▶ [Work to complete]:
Exactly reproduce each record listed below.

▶ [Materials provided]:
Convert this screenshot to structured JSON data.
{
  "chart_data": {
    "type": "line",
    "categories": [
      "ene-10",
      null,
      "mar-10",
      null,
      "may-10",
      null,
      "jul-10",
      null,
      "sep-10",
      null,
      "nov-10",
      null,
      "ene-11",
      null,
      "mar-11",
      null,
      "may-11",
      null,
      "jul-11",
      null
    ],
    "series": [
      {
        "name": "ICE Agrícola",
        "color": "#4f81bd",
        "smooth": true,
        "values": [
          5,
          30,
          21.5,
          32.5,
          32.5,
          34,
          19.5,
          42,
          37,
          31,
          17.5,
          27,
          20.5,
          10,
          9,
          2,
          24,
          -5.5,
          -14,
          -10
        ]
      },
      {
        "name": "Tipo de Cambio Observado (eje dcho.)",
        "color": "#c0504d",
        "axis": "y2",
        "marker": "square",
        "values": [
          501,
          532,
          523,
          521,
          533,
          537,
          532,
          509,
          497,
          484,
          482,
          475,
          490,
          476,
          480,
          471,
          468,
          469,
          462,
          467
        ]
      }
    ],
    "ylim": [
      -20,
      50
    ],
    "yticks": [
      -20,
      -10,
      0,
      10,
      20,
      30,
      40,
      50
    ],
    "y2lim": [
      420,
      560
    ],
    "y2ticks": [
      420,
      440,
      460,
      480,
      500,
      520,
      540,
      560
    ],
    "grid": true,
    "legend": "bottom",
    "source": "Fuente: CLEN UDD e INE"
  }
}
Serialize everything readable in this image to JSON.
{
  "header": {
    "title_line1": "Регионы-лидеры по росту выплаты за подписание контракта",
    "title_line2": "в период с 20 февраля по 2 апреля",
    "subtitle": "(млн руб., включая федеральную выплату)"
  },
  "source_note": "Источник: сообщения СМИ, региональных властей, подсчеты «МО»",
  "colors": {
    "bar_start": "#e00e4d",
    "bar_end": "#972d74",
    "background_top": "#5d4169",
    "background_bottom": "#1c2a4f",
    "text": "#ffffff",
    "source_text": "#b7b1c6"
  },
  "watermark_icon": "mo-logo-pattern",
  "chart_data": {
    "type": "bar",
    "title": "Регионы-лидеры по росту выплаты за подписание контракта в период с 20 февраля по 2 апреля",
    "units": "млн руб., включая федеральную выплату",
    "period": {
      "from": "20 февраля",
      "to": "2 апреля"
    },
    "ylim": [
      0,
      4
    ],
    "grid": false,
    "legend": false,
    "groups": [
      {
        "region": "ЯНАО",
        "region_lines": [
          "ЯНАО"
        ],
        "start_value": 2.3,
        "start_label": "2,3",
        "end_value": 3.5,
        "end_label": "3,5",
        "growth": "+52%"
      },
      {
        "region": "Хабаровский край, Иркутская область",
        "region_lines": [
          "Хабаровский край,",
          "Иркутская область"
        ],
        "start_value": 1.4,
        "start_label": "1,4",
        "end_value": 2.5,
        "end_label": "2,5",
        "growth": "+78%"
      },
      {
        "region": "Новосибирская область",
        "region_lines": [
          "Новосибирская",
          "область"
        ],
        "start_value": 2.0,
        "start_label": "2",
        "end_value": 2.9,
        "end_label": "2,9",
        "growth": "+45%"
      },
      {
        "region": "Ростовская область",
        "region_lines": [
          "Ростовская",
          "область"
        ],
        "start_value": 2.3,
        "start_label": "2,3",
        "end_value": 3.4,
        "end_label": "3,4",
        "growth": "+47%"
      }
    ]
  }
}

▶ [Exercise solution]:
Convert this screenshot to structured JSON data.
{
  "chart_data": {
    "type": "line",
    "categories": [
      "ene-10",
      null,
      "mar-10",
      null,
      "may-10",
      null,
      "jul-10",
      null,
      "sep-10",
      null,
      "nov-10",
      null,
      "ene-11",
      null,
      "mar-11",
      null,
      "may-11",
      null,
      "jul-11",
      null
    ],
    "series": [
      {
        "name": "ICE Agrícola",
        "color": "#4f81bd",
        "smooth": true,
        "values": [
          5,
          30,
          21.5,
          32.5,
          32.5,
          34,
          19.5,
          42,
          37,
          31,
          17.5,
          27,
          20.5,
          10,
          9,
          2,
          24,
          -5.5,
          -14,
          -10
        ]
      },
      {
        "name": "Tipo de Cambio Observado (eje dcho.)",
        "color": "#c0504d",
        "axis": "y2",
        "marker": "square",
        "values": [
          501,
          532,
          523,
          521,
          533,
          537,
          532,
          509,
          497,
          484,
          482,
          475,
          490,
          476,
          480,
          471,
          468,
          469,
          462,
          467
        ]
      }
    ],
    "ylim": [
      -20,
      50
    ],
    "yticks": [
      -20,
      -10,
      0,
      10,
      20,
      30,
      40,
      50
    ],
    "y2lim": [
      420,
      560
    ],
    "y2ticks": [
      420,
      440,
      460,
      480,
      500,
      520,
      540,
      560
    ],
    "grid": true,
    "legend": "bottom",
    "source": "Fuente: CLEN UDD e INE"
  }
}
Serialize everything readable in this image to JSON.
{
  "header": {
    "title_line1": "Регионы-лидеры по росту выплаты за подписание контракта",
    "title_line2": "в период с 20 февраля по 2 апреля",
    "subtitle": "(млн руб., включая федеральную выплату)"
  },
  "source_note": "Источник: сообщения СМИ, региональных властей, подсчеты «МО»",
  "colors": {
    "bar_start": "#e00e4d",
    "bar_end": "#972d74",
    "background_top": "#5d4169",
    "background_bottom": "#1c2a4f",
    "text": "#ffffff",
    "source_text": "#b7b1c6"
  },
  "watermark_icon": "mo-logo-pattern",
  "chart_data": {
    "type": "bar",
    "title": "Регионы-лидеры по росту выплаты за подписание контракта в период с 20 февраля по 2 апреля",
    "units": "млн руб., включая федеральную выплату",
    "period": {
      "from": "20 февраля",
      "to": "2 апреля"
    },
    "ylim": [
      0,
      4
    ],
    "grid": false,
    "legend": false,
    "groups": [
      {
        "region": "ЯНАО",
        "region_lines": [
          "ЯНАО"
        ],
        "start_value": 2.3,
        "start_label": "2,3",
        "end_value": 3.5,
        "end_label": "3,5",
        "growth": "+52%"
      },
      {
        "region": "Хабаровский край, Иркутская область",
        "region_lines": [
          "Хабаровский край,",
          "Иркутская область"
        ],
        "start_value": 1.4,
        "start_label": "1,4",
        "end_value": 2.5,
        "end_label": "2,5",
        "growth": "+78%"
      },
      {
        "region": "Новосибирская область",
        "region_lines": [
          "Новосибирская",
          "область"
        ],
        "start_value": 2.0,
        "start_label": "2",
        "end_value": 2.9,
        "end_label": "2,9",
        "growth": "+45%"
      },
      {
        "region": "Ростовская область",
        "region_lines": [
          "Ростовская",
          "область"
        ],
        "start_value": 2.3,
        "start_label": "2,3",
        "end_value": 3.4,
        "end_label": "3,4",
        "growth": "+47%"
      }
    ]
  }
}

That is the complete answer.